* start Given data *

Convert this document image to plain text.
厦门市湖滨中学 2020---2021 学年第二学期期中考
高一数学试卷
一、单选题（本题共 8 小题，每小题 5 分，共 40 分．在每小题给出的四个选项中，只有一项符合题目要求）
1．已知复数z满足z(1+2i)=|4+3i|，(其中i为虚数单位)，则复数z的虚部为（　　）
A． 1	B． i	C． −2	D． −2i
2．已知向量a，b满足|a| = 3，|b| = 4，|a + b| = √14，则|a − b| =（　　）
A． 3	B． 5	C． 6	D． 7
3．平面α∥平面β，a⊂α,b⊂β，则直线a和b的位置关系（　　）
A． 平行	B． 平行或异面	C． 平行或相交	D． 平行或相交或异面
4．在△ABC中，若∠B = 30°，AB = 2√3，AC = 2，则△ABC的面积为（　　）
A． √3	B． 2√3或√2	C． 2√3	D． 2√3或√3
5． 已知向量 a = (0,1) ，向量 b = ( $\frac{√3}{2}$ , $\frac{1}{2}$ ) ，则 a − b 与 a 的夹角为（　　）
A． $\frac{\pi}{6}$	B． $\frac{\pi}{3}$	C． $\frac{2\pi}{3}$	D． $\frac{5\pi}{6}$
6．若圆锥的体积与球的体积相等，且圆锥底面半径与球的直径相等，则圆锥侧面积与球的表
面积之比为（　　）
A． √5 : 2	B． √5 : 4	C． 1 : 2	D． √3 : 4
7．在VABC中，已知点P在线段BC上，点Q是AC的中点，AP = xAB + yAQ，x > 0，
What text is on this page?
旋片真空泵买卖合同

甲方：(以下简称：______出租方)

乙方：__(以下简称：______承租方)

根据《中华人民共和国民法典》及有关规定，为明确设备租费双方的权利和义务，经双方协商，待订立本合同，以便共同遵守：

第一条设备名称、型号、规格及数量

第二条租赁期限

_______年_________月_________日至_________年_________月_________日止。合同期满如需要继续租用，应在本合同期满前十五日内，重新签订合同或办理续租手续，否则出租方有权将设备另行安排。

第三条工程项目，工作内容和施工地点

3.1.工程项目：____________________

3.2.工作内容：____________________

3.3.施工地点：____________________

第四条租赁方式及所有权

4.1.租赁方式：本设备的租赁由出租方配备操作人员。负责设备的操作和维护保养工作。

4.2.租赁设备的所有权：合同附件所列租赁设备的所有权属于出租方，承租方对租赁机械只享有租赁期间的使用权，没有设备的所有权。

* end Given data *

__What you have to do__
Return each line of the data exactly as written above.

__Output__
Convert this document image to plain text.
厦门市湖滨中学 2020---2021 学年第二学期期中考
高一数学试卷
一、单选题（本题共 8 小题，每小题 5 分，共 40 分．在每小题给出的四个选项中，只有一项符合题目要求）
1．已知复数z满足z(1+2i)=|4+3i|，(其中i为虚数单位)，则复数z的虚部为（　　）
A． 1	B． i	C． −2	D． −2i
2．已知向量a，b满足|a| = 3，|b| = 4，|a + b| = √14，则|a − b| =（　　）
A． 3	B． 5	C． 6	D． 7
3．平面α∥平面β，a⊂α,b⊂β，则直线a和b的位置关系（　　）
A． 平行	B． 平行或异面	C． 平行或相交	D． 平行或相交或异面
4．在△ABC中，若∠B = 30°，AB = 2√3，AC = 2，则△ABC的面积为（　　）
A． √3	B． 2√3或√2	C． 2√3	D． 2√3或√3
5． 已知向量 a = (0,1) ，向量 b = ( $\frac{√3}{2}$ , $\frac{1}{2}$ ) ，则 a − b 与 a 的夹角为（　　）
A． $\frac{\pi}{6}$	B． $\frac{\pi}{3}$	C． $\frac{2\pi}{3}$	D． $\frac{5\pi}{6}$
6．若圆锥的体积与球的体积相等，且圆锥底面半径与球的直径相等，则圆锥侧面积与球的表
面积之比为（　　）
A． √5 : 2	B． √5 : 4	C． 1 : 2	D． √3 : 4
7．在VABC中，已知点P在线段BC上，点Q是AC的中点，AP = xAB + yAQ，x > 0，
What text is on this page?
旋片真空泵买卖合同

甲方：(以下简称：______出租方)

乙方：__(以下简称：______承租方)

根据《中华人民共和国民法典》及有关规定，为明确设备租费双方的权利和义务，经双方协商，待订立本合同，以便共同遵守：

第一条设备名称、型号、规格及数量

第二条租赁期限

_______年_________月_________日至_________年_________月_________日止。合同期满如需要继续租用，应在本合同期满前十五日内，重新签订合同或办理续租手续，否则出租方有权将设备另行安排。

第三条工程项目，工作内容和施工地点

3.1.工程项目：____________________

3.2.工作内容：____________________

3.3.施工地点：____________________

第四条租赁方式及所有权

4.1.租赁方式：本设备的租赁由出租方配备操作人员。负责设备的操作和维护保养工作。

4.2.租赁设备的所有权：合同附件所列租赁设备的所有权属于出租方，承租方对租赁机械只享有租赁期间的使用权，没有设备的所有权。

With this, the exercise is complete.